→ WHAT IS ASKED: Lines that hold the string "subscribed" are to be counted; give only their number.

→ MATERIAL FOR THE TASK:
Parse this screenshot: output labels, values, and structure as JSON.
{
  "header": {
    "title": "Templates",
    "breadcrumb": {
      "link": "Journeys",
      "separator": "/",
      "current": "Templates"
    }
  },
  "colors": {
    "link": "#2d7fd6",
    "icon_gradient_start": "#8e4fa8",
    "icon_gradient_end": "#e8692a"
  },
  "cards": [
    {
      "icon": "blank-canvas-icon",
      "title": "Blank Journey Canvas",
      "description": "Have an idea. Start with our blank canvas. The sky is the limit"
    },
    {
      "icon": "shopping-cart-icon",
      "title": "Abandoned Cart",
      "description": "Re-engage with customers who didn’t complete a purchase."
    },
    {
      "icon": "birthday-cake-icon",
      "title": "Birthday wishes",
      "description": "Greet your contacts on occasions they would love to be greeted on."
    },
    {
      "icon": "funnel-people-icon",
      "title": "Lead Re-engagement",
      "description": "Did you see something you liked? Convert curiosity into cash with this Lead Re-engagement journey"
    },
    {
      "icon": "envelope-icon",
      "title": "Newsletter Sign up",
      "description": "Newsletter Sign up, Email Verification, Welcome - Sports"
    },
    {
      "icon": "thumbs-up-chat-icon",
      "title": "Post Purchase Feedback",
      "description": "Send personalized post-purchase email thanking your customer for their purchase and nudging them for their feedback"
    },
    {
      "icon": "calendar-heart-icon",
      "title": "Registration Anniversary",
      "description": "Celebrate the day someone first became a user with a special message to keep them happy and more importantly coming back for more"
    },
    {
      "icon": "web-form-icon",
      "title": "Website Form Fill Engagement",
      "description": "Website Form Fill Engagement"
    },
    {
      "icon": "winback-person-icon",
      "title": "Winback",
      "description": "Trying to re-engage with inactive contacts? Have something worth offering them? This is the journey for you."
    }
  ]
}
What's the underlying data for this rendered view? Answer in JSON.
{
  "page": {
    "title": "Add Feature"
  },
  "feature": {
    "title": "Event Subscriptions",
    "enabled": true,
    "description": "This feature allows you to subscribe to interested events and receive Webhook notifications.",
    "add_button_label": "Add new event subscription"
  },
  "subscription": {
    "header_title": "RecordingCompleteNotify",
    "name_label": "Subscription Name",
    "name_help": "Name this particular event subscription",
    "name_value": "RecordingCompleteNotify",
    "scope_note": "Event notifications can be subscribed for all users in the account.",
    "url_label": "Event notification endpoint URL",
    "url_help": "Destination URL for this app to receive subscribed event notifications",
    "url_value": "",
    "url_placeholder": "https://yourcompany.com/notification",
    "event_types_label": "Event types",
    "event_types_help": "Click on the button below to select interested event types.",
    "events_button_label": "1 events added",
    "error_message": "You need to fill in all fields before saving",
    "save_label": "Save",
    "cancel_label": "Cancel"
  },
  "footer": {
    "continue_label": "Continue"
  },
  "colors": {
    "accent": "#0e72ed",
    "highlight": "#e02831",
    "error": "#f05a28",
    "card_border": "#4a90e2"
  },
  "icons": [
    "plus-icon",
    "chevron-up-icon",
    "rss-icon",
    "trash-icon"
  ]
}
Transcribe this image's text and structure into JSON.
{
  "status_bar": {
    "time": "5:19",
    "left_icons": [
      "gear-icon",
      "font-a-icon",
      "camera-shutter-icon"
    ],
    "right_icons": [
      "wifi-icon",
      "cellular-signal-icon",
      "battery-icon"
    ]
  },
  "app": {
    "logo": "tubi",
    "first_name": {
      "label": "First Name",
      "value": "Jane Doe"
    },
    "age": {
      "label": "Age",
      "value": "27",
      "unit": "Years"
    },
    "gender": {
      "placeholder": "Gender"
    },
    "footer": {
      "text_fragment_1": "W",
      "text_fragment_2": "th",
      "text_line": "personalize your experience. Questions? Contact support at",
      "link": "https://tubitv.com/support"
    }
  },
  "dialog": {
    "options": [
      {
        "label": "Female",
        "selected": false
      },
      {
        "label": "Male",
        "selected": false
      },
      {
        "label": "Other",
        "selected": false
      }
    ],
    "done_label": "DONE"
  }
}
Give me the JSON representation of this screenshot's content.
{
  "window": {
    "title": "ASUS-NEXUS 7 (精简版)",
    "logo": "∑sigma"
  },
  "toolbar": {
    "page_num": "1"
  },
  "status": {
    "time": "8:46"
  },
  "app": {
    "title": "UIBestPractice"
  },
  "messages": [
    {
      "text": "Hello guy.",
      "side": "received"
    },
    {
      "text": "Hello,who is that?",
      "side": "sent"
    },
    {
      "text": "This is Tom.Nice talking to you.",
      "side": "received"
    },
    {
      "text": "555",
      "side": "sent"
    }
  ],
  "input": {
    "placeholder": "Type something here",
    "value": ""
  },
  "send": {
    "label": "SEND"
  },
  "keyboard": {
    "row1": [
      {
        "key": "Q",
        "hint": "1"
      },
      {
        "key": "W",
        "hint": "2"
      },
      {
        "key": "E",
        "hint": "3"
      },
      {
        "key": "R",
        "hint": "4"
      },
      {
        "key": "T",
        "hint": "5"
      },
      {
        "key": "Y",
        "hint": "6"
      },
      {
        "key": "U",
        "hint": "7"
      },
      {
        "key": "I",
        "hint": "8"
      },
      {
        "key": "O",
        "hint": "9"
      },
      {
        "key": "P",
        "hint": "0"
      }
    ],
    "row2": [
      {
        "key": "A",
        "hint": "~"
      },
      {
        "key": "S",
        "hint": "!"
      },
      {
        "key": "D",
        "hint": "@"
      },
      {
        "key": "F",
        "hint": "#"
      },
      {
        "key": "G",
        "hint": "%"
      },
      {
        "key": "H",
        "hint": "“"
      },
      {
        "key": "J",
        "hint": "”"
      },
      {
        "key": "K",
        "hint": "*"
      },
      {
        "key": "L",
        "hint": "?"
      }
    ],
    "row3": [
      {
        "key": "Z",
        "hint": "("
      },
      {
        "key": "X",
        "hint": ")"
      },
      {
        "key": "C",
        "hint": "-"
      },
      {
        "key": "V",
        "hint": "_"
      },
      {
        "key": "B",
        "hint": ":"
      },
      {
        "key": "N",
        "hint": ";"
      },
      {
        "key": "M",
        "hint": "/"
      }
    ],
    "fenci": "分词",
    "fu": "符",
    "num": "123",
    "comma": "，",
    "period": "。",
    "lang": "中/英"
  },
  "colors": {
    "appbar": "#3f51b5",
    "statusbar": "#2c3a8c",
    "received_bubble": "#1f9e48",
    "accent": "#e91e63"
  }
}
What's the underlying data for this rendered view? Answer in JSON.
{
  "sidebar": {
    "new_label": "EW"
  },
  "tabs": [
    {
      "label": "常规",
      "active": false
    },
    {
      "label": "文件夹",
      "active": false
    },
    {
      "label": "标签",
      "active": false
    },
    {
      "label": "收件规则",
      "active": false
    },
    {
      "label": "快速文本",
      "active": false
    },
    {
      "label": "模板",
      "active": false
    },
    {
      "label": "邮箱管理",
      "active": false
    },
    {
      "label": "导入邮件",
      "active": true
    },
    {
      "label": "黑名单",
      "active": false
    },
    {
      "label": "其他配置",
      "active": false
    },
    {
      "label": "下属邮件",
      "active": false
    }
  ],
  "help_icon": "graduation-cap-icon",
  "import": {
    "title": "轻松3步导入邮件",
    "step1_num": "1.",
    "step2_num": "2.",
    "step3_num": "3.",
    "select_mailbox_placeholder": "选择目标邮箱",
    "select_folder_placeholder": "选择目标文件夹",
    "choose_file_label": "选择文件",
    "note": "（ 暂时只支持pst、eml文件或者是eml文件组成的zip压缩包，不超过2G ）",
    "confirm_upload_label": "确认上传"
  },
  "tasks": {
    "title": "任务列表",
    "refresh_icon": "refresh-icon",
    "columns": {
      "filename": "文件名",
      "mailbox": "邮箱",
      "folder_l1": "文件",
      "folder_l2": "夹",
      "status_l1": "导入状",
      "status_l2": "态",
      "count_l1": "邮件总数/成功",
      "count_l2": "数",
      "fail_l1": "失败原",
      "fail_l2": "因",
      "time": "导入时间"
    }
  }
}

→ SOLUTION BELOW: 2